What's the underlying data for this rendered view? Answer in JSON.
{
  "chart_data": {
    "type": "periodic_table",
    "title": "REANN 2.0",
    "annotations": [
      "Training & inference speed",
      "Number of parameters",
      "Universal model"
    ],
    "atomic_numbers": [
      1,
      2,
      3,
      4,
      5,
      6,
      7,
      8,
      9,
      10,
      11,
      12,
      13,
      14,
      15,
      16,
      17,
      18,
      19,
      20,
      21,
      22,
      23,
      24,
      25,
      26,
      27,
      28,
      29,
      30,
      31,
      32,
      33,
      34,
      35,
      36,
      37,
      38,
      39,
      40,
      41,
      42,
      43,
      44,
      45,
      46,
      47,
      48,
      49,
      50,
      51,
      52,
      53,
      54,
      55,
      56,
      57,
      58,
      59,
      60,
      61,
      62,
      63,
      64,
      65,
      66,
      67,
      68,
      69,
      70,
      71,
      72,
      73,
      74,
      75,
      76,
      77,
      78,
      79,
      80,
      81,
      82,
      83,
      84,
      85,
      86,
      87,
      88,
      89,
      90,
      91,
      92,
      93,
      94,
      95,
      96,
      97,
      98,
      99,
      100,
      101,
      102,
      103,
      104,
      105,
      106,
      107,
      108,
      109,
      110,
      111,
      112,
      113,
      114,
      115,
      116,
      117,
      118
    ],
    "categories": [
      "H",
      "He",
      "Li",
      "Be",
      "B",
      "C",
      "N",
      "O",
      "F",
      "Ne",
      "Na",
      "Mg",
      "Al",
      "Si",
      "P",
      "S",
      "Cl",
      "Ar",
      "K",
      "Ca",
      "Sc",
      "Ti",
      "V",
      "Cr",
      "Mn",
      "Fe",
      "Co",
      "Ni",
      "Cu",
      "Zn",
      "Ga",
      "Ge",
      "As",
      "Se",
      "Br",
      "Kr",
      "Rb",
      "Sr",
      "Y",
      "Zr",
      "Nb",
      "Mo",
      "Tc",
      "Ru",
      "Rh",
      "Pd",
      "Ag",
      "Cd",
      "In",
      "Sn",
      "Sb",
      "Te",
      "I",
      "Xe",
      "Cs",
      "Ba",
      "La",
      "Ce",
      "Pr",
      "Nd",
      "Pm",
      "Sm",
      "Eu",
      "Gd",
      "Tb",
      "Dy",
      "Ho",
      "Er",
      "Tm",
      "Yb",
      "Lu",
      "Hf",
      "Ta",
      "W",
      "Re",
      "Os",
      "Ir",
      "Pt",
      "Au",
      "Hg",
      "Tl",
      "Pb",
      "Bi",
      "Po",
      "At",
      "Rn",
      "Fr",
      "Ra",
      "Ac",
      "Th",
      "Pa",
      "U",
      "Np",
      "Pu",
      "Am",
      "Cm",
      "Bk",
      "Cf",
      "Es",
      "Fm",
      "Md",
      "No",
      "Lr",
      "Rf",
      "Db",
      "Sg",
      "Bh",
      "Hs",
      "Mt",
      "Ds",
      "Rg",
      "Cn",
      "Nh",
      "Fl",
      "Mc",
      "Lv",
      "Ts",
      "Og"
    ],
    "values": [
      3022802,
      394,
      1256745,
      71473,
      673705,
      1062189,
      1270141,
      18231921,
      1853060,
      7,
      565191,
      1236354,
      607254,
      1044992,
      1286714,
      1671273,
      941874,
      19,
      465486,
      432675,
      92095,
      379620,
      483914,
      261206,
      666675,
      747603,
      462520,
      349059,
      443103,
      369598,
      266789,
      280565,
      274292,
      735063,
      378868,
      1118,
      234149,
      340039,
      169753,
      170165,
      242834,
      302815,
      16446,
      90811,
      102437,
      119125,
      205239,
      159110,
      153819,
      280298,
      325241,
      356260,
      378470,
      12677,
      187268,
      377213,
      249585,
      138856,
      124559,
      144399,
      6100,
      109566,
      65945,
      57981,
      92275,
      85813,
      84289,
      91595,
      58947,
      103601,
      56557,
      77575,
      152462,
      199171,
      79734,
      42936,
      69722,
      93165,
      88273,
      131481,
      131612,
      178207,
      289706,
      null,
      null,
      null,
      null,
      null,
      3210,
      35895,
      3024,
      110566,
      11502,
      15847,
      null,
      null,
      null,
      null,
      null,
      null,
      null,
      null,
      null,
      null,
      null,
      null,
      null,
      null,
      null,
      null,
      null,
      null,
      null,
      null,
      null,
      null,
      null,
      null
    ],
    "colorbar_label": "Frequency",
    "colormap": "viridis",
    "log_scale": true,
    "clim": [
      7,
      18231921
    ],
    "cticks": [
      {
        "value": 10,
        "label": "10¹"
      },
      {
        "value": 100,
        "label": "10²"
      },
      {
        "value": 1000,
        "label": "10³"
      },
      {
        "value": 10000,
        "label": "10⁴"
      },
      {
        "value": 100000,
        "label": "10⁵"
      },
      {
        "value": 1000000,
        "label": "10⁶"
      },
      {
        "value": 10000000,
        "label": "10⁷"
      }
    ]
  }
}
********
Make a verbatim copy of every entry shown above.

What's the underlying data for this rendered view? Answer in JSON.
{
  "chart_data": {
    "type": "periodic_table",
    "title": "REANN 2.0",
    "annotations": [
      "Training & inference speed",
      "Number of parameters",
      "Universal model"
    ],
    "atomic_numbers": [
      1,
      2,
      3,
      4,
      5,
      6,
      7,
      8,
      9,
      10,
      11,
      12,
      13,
      14,
      15,
      16,
      17,
      18,
      19,
      20,
      21,
      22,
      23,
      24,
      25,
      26,
      27,
      28,
      29,
      30,
      31,
      32,
      33,
      34,
      35,
      36,
      37,
      38,
      39,
      40,
      41,
      42,
      43,
      44,
      45,
      46,
      47,
      48,
      49,
      50,
      51,
      52,
      53,
      54,
      55,
      56,
      57,
      58,
      59,
      60,
      61,
      62,
      63,
      64,
      65,
      66,
      67,
      68,
      69,
      70,
      71,
      72,
      73,
      74,
      75,
      76,
      77,
      78,
      79,
      80,
      81,
      82,
      83,
      84,
      85,
      86,
      87,
      88,
      89,
      90,
      91,
      92,
      93,
      94,
      95,
      96,
      97,
      98,
      99,
      100,
      101,
      102,
      103,
      104,
      105,
      106,
      107,
      108,
      109,
      110,
      111,
      112,
      113,
      114,
      115,
      116,
      117,
      118
    ],
    "categories": [
      "H",
      "He",
      "Li",
      "Be",
      "B",
      "C",
      "N",
      "O",
      "F",
      "Ne",
      "Na",
      "Mg",
      "Al",
      "Si",
      "P",
      "S",
      "Cl",
      "Ar",
      "K",
      "Ca",
      "Sc",
      "Ti",
      "V",
      "Cr",
      "Mn",
      "Fe",
      "Co",
      "Ni",
      "Cu",
      "Zn",
      "Ga",
      "Ge",
      "As",
      "Se",
      "Br",
      "Kr",
      "Rb",
      "Sr",
      "Y",
      "Zr",
      "Nb",
      "Mo",
      "Tc",
      "Ru",
      "Rh",
      "Pd",
      "Ag",
      "Cd",
      "In",
      "Sn",
      "Sb",
      "Te",
      "I",
      "Xe",
      "Cs",
      "Ba",
      "La",
      "Ce",
      "Pr",
      "Nd",
      "Pm",
      "Sm",
      "Eu",
      "Gd",
      "Tb",
      "Dy",
      "Ho",
      "Er",
      "Tm",
      "Yb",
      "Lu",
      "Hf",
      "Ta",
      "W",
      "Re",
      "Os",
      "Ir",
      "Pt",
      "Au",
      "Hg",
      "Tl",
      "Pb",
      "Bi",
      "Po",
      "At",
      "Rn",
      "Fr",
      "Ra",
      "Ac",
      "Th",
      "Pa",
      "U",
      "Np",
      "Pu",
      "Am",
      "Cm",
      "Bk",
      "Cf",
      "Es",
      "Fm",
      "Md",
      "No",
      "Lr",
      "Rf",
      "Db",
      "Sg",
      "Bh",
      "Hs",
      "Mt",
      "Ds",
      "Rg",
      "Cn",
      "Nh",
      "Fl",
      "Mc",
      "Lv",
      "Ts",
      "Og"
    ],
    "values": [
      3022802,
      394,
      1256745,
      71473,
      673705,
      1062189,
      1270141,
      18231921,
      1853060,
      7,
      565191,
      1236354,
      607254,
      1044992,
      1286714,
      1671273,
      941874,
      19,
      465486,
      432675,
      92095,
      379620,
      483914,
      261206,
      666675,
      747603,
      462520,
      349059,
      443103,
      369598,
      266789,
      280565,
      274292,
      735063,
      378868,
      1118,
      234149,
      340039,
      169753,
      170165,
      242834,
      302815,
      16446,
      90811,
      102437,
      119125,
      205239,
      159110,
      153819,
      280298,
      325241,
      356260,
      378470,
      12677,
      187268,
      377213,
      249585,
      138856,
      124559,
      144399,
      6100,
      109566,
      65945,
      57981,
      92275,
      85813,
      84289,
      91595,
      58947,
      103601,
      56557,
      77575,
      152462,
      199171,
      79734,
      42936,
      69722,
      93165,
      88273,
      131481,
      131612,
      178207,
      289706,
      null,
      null,
      null,
      null,
      null,
      3210,
      35895,
      3024,
      110566,
      11502,
      15847,
      null,
      null,
      null,
      null,
      null,
      null,
      null,
      null,
      null,
      null,
      null,
      null,
      null,
      null,
      null,
      null,
      null,
      null,
      null,
      null,
      null,
      null,
      null,
      null
    ],
    "colorbar_label": "Frequency",
    "colormap": "viridis",
    "log_scale": true,
    "clim": [
      7,
      18231921
    ],
    "cticks": [
      {
        "value": 10,
        "label": "10¹"
      },
      {
        "value": 100,
        "label": "10²"
      },
      {
        "value": 1000,
        "label": "10³"
      },
      {
        "value": 10000,
        "label": "10⁴"
      },
      {
        "value": 100000,
        "label": "10⁵"
      },
      {
        "value": 1000000,
        "label": "10⁶"
      },
      {
        "value": 10000000,
        "label": "10⁷"
      }
    ]
  }
}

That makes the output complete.